Dataset records
******************************

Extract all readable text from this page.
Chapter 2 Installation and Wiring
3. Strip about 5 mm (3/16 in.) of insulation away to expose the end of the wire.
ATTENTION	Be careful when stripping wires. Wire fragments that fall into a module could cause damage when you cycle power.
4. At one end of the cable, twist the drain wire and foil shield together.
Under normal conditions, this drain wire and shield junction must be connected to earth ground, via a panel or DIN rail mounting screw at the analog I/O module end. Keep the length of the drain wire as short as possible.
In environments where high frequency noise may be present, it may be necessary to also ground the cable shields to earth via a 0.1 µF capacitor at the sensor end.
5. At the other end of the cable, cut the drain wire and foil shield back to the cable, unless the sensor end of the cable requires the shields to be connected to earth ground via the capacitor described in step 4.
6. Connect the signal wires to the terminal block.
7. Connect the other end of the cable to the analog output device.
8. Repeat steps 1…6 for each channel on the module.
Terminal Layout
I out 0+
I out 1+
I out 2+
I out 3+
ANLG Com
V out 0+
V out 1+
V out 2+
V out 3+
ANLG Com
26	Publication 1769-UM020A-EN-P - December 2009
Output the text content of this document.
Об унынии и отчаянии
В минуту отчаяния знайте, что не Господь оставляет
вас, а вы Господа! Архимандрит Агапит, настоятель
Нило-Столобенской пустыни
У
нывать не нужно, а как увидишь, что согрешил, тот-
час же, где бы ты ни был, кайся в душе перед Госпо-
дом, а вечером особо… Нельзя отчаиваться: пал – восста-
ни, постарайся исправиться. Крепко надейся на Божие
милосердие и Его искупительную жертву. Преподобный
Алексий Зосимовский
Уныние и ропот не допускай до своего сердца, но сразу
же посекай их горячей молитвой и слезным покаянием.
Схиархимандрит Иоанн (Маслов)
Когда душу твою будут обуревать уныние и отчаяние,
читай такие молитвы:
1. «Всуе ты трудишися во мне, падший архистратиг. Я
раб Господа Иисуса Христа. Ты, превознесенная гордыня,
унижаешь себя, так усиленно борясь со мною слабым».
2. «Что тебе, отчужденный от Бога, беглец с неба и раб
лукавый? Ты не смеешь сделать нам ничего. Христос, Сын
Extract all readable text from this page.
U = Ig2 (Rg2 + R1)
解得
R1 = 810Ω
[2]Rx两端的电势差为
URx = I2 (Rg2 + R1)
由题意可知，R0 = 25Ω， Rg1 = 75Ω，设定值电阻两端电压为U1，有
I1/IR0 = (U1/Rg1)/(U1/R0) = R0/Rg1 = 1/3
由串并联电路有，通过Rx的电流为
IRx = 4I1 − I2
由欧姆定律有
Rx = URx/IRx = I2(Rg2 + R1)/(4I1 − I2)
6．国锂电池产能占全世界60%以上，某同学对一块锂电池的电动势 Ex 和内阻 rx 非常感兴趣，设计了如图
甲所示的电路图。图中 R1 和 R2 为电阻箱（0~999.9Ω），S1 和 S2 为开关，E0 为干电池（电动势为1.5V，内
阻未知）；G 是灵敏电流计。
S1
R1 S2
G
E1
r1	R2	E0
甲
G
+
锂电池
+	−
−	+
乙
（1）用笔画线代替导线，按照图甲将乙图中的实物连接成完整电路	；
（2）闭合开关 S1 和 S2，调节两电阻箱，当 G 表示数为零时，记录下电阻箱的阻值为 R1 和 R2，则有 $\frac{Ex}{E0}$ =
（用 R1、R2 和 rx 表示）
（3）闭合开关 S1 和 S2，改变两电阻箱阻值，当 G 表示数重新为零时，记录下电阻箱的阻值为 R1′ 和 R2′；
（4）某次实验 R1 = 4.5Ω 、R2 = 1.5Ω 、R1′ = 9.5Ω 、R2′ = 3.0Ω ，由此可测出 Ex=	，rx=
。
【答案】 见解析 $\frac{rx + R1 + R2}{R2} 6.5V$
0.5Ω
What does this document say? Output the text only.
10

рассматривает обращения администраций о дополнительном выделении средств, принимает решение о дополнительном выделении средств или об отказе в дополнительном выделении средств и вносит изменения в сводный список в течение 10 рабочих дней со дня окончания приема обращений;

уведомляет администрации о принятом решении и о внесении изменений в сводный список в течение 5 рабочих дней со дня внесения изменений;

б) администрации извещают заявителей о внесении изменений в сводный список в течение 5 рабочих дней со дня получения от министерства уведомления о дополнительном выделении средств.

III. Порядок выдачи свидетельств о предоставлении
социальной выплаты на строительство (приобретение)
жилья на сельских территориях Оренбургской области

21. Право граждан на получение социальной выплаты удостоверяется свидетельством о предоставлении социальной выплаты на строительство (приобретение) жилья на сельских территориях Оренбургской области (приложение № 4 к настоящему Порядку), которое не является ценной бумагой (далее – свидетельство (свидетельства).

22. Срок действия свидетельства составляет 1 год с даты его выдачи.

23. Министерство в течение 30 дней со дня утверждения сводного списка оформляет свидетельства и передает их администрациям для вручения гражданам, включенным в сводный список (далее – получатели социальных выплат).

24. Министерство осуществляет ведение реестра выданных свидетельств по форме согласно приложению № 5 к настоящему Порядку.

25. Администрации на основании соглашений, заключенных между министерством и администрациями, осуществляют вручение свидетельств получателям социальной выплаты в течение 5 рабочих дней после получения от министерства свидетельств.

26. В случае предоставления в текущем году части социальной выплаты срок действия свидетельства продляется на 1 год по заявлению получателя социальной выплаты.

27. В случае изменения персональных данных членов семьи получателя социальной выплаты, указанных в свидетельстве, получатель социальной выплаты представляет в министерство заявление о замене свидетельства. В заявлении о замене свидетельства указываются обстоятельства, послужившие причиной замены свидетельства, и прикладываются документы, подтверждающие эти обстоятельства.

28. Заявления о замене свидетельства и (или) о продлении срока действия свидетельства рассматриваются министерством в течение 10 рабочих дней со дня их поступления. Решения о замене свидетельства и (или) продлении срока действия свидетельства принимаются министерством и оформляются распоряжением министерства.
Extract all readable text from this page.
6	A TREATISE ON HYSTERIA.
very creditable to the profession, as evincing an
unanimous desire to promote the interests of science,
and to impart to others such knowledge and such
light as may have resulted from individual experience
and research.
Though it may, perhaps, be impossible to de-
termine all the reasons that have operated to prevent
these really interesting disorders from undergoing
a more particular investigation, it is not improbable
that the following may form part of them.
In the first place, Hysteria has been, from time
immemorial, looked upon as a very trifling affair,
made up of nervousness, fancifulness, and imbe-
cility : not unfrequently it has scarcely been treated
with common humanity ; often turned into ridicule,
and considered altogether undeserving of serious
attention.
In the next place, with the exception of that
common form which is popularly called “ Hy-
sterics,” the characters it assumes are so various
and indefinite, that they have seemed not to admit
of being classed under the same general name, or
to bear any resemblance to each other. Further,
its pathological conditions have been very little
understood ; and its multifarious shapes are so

******************************

> **TASK INSTRUCTIONS**: Check each line of these records for the string "frac" and state only how many lines have it.

> **SOLUTION FOR THIS TASK**: 2